Listed records:
********
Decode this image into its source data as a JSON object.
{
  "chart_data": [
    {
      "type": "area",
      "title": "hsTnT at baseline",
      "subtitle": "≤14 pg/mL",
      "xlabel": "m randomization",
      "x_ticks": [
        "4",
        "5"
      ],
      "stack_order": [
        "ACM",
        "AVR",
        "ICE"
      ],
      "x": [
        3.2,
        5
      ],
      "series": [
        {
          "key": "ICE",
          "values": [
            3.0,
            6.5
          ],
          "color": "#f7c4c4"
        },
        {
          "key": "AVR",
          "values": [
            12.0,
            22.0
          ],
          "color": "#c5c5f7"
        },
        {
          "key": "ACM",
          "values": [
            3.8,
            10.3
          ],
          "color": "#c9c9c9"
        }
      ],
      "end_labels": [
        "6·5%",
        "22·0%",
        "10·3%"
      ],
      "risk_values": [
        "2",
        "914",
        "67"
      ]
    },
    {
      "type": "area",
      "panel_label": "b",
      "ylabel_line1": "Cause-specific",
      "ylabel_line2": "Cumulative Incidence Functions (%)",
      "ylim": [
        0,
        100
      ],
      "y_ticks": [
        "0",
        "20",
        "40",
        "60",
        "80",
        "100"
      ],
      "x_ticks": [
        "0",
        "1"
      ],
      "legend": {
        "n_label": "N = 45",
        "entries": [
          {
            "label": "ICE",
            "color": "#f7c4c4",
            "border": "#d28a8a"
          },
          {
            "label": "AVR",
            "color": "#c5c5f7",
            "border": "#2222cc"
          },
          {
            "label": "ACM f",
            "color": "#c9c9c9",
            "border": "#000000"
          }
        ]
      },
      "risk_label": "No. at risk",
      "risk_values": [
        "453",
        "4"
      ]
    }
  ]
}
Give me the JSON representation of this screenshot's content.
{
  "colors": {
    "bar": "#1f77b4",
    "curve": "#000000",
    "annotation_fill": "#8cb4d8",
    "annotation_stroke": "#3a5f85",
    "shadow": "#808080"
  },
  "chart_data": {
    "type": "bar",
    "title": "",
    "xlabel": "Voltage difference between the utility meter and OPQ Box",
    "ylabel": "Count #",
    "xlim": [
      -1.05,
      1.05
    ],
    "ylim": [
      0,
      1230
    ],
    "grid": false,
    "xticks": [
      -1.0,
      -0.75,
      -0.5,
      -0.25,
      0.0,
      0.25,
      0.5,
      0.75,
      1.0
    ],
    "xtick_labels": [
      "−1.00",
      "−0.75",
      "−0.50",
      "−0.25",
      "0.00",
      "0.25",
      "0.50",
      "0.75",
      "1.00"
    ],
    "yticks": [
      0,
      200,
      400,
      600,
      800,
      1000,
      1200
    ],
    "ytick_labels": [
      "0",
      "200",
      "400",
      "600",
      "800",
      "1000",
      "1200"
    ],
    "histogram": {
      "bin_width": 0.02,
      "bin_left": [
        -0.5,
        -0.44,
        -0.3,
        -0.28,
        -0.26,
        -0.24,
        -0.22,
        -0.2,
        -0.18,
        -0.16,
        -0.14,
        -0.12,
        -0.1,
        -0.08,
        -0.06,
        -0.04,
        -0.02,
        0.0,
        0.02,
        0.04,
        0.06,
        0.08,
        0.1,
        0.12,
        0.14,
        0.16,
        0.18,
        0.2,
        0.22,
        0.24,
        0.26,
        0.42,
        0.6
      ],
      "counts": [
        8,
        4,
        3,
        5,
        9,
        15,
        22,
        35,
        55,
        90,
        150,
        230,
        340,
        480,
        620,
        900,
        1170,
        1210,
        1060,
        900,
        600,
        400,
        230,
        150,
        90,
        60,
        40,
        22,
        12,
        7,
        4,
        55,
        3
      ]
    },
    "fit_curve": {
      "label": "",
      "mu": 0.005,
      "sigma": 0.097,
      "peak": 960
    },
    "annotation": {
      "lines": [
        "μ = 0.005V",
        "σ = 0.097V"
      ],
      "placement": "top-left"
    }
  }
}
********
All of the data above should be transcribed exactly.

Written response:
Decode this image into its source data as a JSON object.
{
  "chart_data": [
    {
      "type": "area",
      "title": "hsTnT at baseline",
      "subtitle": "≤14 pg/mL",
      "xlabel": "m randomization",
      "x_ticks": [
        "4",
        "5"
      ],
      "stack_order": [
        "ACM",
        "AVR",
        "ICE"
      ],
      "x": [
        3.2,
        5
      ],
      "series": [
        {
          "key": "ICE",
          "values": [
            3.0,
            6.5
          ],
          "color": "#f7c4c4"
        },
        {
          "key": "AVR",
          "values": [
            12.0,
            22.0
          ],
          "color": "#c5c5f7"
        },
        {
          "key": "ACM",
          "values": [
            3.8,
            10.3
          ],
          "color": "#c9c9c9"
        }
      ],
      "end_labels": [
        "6·5%",
        "22·0%",
        "10·3%"
      ],
      "risk_values": [
        "2",
        "914",
        "67"
      ]
    },
    {
      "type": "area",
      "panel_label": "b",
      "ylabel_line1": "Cause-specific",
      "ylabel_line2": "Cumulative Incidence Functions (%)",
      "ylim": [
        0,
        100
      ],
      "y_ticks": [
        "0",
        "20",
        "40",
        "60",
        "80",
        "100"
      ],
      "x_ticks": [
        "0",
        "1"
      ],
      "legend": {
        "n_label": "N = 45",
        "entries": [
          {
            "label": "ICE",
            "color": "#f7c4c4",
            "border": "#d28a8a"
          },
          {
            "label": "AVR",
            "color": "#c5c5f7",
            "border": "#2222cc"
          },
          {
            "label": "ACM f",
            "color": "#c9c9c9",
            "border": "#000000"
          }
        ]
      },
      "risk_label": "No. at risk",
      "risk_values": [
        "453",
        "4"
      ]
    }
  ]
}
Give me the JSON representation of this screenshot's content.
{
  "colors": {
    "bar": "#1f77b4",
    "curve": "#000000",
    "annotation_fill": "#8cb4d8",
    "annotation_stroke": "#3a5f85",
    "shadow": "#808080"
  },
  "chart_data": {
    "type": "bar",
    "title": "",
    "xlabel": "Voltage difference between the utility meter and OPQ Box",
    "ylabel": "Count #",
    "xlim": [
      -1.05,
      1.05
    ],
    "ylim": [
      0,
      1230
    ],
    "grid": false,
    "xticks": [
      -1.0,
      -0.75,
      -0.5,
      -0.25,
      0.0,
      0.25,
      0.5,
      0.75,
      1.0
    ],
    "xtick_labels": [
      "−1.00",
      "−0.75",
      "−0.50",
      "−0.25",
      "0.00",
      "0.25",
      "0.50",
      "0.75",
      "1.00"
    ],
    "yticks": [
      0,
      200,
      400,
      600,
      800,
      1000,
      1200
    ],
    "ytick_labels": [
      "0",
      "200",
      "400",
      "600",
      "800",
      "1000",
      "1200"
    ],
    "histogram": {
      "bin_width": 0.02,
      "bin_left": [
        -0.5,
        -0.44,
        -0.3,
        -0.28,
        -0.26,
        -0.24,
        -0.22,
        -0.2,
        -0.18,
        -0.16,
        -0.14,
        -0.12,
        -0.1,
        -0.08,
        -0.06,
        -0.04,
        -0.02,
        0.0,
        0.02,
        0.04,
        0.06,
        0.08,
        0.1,
        0.12,
        0.14,
        0.16,
        0.18,
        0.2,
        0.22,
        0.24,
        0.26,
        0.42,
        0.6
      ],
      "counts": [
        8,
        4,
        3,
        5,
        9,
        15,
        22,
        35,
        55,
        90,
        150,
        230,
        340,
        480,
        620,
        900,
        1170,
        1210,
        1060,
        900,
        600,
        400,
        230,
        150,
        90,
        60,
        40,
        22,
        12,
        7,
        4,
        55,
        3
      ]
    },
    "fit_curve": {
      "label": "",
      "mu": 0.005,
      "sigma": 0.097,
      "peak": 960
    },
    "annotation": {
      "lines": [
        "μ = 0.005V",
        "σ = 0.097V"
      ],
      "placement": "top-left"
    }
  }
}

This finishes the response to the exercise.